Exercise:
Tally the lines that hold the word "icon" and reply with that figure only.

Supplied material:

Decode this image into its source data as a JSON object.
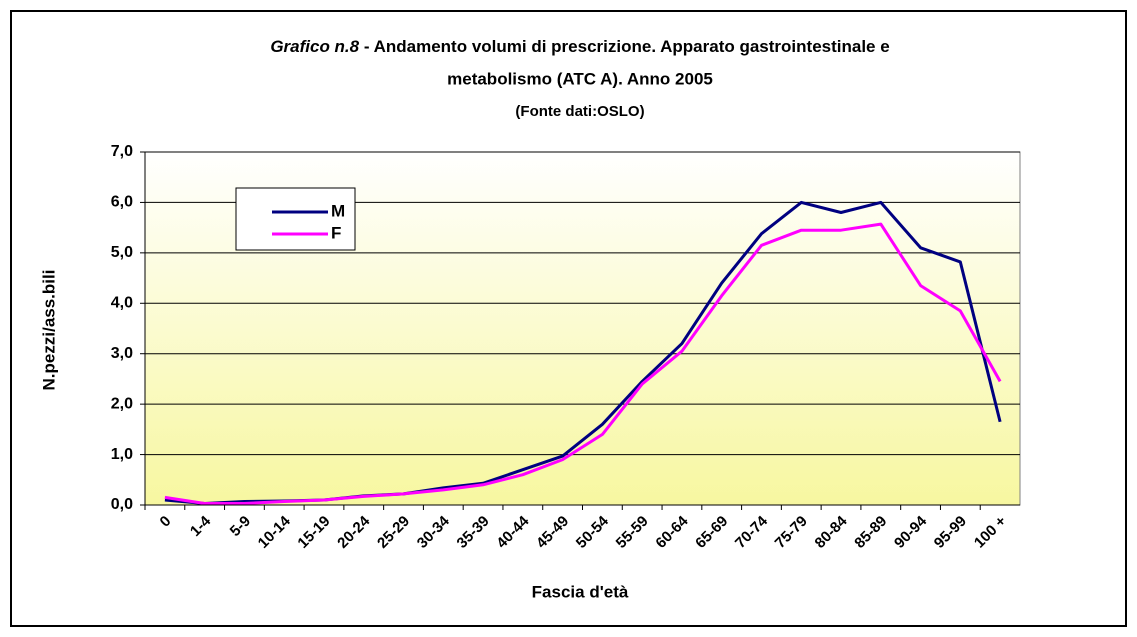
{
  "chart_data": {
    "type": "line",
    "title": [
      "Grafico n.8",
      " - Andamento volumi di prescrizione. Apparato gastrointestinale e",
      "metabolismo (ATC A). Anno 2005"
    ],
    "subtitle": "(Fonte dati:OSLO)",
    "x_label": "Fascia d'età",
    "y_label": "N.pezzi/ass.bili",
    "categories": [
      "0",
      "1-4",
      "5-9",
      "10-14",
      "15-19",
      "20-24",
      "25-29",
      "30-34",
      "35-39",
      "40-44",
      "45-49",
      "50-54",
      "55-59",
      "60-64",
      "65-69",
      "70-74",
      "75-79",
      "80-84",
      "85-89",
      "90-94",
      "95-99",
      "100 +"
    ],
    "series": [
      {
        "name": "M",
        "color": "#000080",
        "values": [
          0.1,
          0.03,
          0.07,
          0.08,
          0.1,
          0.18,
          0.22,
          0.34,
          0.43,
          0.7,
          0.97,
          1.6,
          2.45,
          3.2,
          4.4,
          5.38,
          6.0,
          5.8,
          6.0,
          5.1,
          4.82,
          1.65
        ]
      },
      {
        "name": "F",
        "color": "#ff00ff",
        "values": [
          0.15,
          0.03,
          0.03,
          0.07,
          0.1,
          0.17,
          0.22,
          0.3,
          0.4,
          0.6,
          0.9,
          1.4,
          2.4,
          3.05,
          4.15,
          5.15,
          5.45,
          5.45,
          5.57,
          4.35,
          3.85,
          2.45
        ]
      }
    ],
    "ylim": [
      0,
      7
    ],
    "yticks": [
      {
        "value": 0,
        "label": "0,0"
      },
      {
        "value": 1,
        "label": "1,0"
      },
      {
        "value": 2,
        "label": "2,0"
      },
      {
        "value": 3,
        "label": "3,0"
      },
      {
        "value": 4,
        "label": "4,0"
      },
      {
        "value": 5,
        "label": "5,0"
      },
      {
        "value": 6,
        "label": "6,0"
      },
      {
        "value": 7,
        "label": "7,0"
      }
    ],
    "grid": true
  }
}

* * *

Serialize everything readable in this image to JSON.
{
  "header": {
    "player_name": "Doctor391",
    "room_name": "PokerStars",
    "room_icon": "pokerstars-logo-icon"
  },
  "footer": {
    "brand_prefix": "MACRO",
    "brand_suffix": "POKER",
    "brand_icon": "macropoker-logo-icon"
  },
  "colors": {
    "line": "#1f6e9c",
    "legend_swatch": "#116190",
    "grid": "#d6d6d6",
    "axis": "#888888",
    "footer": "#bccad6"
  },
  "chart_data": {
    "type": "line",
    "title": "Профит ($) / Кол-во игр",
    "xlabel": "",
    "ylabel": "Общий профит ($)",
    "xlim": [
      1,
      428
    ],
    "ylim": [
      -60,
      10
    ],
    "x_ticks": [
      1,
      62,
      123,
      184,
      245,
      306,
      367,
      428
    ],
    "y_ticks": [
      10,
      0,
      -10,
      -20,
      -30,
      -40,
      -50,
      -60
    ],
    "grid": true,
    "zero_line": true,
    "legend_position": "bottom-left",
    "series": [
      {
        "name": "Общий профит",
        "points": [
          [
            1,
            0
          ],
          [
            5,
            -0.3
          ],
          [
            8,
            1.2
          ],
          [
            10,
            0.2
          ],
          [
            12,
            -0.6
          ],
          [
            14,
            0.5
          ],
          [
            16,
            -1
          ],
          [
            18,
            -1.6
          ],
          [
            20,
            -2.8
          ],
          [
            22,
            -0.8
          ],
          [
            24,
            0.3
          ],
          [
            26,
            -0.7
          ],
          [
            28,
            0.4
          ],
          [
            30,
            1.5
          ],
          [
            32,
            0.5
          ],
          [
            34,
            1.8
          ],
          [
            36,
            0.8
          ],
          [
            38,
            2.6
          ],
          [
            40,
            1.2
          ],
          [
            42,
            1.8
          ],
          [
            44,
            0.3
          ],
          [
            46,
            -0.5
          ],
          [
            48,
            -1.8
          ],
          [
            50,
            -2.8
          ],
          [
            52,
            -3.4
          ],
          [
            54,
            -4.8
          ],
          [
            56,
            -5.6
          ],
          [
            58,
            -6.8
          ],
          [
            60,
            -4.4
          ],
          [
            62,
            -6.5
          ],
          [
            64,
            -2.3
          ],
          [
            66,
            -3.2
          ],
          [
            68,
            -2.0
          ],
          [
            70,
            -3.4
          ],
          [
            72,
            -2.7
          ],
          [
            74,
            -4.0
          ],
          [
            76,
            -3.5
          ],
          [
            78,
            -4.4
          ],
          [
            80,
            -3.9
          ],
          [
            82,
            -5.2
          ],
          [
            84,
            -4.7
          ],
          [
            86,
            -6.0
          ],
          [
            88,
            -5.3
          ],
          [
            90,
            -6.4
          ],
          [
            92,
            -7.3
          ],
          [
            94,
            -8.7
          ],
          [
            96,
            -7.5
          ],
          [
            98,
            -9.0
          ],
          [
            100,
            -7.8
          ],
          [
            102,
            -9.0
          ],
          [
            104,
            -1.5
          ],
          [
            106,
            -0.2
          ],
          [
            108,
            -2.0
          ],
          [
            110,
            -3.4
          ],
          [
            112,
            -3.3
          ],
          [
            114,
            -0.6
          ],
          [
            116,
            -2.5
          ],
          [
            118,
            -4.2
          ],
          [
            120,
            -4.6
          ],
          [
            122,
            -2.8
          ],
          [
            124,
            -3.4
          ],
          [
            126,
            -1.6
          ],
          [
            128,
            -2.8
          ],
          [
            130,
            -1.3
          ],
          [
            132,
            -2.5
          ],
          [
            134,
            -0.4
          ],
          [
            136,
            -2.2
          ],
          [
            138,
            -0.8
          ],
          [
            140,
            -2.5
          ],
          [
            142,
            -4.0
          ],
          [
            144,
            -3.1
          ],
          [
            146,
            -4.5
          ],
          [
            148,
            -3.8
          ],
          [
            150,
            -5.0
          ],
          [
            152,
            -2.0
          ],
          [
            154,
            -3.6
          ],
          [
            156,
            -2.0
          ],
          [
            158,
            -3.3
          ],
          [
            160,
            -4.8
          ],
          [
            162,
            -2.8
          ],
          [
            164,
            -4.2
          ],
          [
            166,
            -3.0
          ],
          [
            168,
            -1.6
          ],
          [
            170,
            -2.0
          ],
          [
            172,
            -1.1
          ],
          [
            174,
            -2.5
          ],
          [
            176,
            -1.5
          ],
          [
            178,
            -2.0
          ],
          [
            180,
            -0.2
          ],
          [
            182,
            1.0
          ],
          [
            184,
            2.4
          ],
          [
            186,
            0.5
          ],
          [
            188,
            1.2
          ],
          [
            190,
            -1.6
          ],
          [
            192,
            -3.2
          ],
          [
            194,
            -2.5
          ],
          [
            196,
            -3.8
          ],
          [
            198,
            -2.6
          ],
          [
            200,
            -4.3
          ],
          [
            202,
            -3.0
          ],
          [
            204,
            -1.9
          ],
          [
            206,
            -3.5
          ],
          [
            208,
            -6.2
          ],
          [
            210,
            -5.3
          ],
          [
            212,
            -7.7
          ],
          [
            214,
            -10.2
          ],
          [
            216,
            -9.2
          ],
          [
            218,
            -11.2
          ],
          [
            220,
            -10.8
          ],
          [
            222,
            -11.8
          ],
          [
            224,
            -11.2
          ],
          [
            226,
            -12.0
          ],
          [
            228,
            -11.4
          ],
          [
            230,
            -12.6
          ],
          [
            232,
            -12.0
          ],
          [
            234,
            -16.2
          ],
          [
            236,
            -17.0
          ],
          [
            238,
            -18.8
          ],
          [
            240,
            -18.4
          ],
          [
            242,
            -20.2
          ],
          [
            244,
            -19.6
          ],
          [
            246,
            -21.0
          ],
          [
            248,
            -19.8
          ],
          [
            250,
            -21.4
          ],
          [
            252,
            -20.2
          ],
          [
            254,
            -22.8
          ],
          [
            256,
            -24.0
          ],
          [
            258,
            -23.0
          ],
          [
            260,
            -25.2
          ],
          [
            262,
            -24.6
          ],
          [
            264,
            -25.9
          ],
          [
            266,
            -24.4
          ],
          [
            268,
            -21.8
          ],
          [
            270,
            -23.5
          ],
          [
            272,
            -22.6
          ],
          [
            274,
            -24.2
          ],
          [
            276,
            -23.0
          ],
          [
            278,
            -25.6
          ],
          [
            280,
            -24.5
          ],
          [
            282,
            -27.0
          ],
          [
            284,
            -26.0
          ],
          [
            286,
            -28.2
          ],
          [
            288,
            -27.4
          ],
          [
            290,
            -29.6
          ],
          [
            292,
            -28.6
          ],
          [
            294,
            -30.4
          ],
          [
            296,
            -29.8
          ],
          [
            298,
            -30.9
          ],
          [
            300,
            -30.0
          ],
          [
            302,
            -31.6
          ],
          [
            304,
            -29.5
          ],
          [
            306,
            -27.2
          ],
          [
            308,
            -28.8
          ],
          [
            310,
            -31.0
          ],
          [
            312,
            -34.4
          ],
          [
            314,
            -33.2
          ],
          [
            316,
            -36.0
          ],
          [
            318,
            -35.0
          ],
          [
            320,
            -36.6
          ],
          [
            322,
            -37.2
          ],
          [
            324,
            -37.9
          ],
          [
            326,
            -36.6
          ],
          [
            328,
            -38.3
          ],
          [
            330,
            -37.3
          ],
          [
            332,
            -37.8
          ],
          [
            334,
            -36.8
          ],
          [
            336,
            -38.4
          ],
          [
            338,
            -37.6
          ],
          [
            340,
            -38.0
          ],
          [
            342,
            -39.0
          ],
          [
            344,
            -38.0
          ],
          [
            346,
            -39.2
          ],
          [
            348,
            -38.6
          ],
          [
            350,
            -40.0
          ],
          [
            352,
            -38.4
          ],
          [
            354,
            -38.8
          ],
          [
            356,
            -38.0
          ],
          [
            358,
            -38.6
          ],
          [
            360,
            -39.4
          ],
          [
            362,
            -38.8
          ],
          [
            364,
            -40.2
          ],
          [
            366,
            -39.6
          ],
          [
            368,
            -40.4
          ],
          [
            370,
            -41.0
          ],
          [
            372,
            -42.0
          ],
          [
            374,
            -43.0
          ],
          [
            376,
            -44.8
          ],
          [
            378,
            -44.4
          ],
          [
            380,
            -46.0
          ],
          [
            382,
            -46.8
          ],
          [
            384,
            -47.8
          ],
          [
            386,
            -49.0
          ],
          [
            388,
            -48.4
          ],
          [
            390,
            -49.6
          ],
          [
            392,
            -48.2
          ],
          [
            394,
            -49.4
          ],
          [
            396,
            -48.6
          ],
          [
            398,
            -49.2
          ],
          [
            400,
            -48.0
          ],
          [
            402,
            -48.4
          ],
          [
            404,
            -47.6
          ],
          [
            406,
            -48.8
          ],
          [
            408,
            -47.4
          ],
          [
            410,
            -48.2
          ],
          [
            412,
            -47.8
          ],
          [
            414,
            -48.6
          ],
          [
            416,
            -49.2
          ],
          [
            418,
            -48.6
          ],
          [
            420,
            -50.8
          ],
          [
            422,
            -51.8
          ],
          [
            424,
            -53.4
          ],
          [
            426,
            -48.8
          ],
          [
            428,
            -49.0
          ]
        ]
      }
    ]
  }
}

Answer to the problem:
2